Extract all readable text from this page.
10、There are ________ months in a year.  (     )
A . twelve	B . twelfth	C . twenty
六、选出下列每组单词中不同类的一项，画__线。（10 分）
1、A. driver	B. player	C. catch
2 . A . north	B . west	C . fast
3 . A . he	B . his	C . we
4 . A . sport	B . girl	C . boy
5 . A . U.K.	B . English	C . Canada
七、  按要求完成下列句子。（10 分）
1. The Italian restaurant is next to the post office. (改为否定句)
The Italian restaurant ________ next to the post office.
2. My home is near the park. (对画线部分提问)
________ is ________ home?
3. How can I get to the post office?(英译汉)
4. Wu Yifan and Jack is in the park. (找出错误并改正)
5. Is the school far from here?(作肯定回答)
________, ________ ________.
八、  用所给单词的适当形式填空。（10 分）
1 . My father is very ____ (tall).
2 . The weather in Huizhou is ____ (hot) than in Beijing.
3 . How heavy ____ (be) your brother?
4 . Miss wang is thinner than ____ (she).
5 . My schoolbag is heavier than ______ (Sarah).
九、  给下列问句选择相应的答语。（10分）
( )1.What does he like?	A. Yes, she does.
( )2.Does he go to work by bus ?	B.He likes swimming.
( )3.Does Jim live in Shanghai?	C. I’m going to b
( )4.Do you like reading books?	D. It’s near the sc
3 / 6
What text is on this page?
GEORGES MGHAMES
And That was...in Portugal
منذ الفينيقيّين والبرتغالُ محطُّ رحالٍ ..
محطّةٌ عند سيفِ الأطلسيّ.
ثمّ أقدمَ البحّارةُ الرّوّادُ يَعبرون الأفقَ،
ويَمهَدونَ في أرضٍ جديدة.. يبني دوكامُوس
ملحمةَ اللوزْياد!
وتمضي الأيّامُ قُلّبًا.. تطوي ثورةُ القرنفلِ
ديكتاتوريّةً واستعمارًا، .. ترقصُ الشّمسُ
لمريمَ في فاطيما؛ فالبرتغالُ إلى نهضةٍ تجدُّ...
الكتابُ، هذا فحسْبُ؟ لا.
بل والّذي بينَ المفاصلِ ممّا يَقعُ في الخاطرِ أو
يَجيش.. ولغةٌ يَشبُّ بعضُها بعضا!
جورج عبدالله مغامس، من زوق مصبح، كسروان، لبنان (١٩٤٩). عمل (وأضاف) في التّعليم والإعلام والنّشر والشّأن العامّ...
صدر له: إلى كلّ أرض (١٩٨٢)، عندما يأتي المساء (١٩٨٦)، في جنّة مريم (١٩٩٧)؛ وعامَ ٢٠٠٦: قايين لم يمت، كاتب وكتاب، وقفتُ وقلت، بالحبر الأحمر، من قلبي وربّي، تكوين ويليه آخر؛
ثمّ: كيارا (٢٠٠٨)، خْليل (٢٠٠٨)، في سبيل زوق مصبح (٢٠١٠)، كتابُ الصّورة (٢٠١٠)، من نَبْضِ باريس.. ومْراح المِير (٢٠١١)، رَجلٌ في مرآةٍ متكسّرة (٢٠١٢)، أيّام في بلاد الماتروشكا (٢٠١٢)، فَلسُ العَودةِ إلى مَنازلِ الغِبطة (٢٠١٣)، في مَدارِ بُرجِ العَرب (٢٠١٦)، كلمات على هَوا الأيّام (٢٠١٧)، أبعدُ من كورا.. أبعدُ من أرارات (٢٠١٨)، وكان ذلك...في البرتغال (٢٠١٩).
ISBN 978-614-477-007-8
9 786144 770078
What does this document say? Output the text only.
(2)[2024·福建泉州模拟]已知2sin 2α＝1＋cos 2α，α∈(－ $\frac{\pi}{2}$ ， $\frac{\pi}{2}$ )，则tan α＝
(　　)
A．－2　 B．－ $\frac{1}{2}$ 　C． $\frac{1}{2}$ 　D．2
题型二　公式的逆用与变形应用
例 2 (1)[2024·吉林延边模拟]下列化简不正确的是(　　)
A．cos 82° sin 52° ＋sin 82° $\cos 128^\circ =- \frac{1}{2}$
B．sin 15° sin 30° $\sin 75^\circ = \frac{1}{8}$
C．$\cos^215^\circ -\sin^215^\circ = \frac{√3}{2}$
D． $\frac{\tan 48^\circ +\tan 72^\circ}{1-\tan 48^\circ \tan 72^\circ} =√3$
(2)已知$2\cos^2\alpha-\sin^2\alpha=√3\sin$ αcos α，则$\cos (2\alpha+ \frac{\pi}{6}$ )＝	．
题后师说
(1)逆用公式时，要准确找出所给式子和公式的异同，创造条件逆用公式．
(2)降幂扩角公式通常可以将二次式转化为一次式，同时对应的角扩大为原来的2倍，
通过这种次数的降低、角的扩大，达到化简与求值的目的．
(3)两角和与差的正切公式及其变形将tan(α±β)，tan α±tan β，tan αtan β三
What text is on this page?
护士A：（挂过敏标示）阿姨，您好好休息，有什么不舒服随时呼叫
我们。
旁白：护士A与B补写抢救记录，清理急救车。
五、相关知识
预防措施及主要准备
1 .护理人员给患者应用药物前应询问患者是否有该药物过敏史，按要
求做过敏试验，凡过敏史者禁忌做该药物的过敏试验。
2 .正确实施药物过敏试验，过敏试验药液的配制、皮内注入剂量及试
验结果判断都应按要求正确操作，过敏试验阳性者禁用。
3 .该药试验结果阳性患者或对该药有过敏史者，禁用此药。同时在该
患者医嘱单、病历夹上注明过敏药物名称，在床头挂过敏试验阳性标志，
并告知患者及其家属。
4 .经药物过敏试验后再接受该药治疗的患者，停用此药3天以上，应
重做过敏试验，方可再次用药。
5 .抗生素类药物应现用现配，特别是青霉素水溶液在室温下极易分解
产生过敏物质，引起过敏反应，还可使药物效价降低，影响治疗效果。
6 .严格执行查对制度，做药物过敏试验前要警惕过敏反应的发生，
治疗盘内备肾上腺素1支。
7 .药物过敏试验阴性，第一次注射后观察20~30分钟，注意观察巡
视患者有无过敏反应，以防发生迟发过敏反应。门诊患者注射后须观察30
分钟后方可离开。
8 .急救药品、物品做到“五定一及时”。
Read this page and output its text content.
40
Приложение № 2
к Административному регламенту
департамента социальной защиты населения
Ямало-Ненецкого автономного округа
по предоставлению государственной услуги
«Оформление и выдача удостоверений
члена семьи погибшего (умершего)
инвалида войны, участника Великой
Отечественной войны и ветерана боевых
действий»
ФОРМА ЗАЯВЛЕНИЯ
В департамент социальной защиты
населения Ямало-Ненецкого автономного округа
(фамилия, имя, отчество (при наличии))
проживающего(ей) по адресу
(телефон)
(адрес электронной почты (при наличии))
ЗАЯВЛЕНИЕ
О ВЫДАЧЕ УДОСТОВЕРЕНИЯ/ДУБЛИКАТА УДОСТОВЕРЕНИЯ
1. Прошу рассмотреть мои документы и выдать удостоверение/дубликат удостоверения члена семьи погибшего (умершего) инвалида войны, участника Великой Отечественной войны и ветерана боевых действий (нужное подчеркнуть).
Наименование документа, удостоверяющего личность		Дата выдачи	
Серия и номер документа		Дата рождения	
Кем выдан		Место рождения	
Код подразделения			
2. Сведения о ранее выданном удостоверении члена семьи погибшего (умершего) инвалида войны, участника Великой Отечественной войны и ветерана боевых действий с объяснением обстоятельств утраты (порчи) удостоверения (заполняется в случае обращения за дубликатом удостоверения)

-*-

• [EXERCISE OBJECTIVE] Find the lines above holding the word "рождения" and show them.

• [FINISHED EXERCISE]
Серия и номер документа		Дата рождения	
Кем выдан		Место рождения	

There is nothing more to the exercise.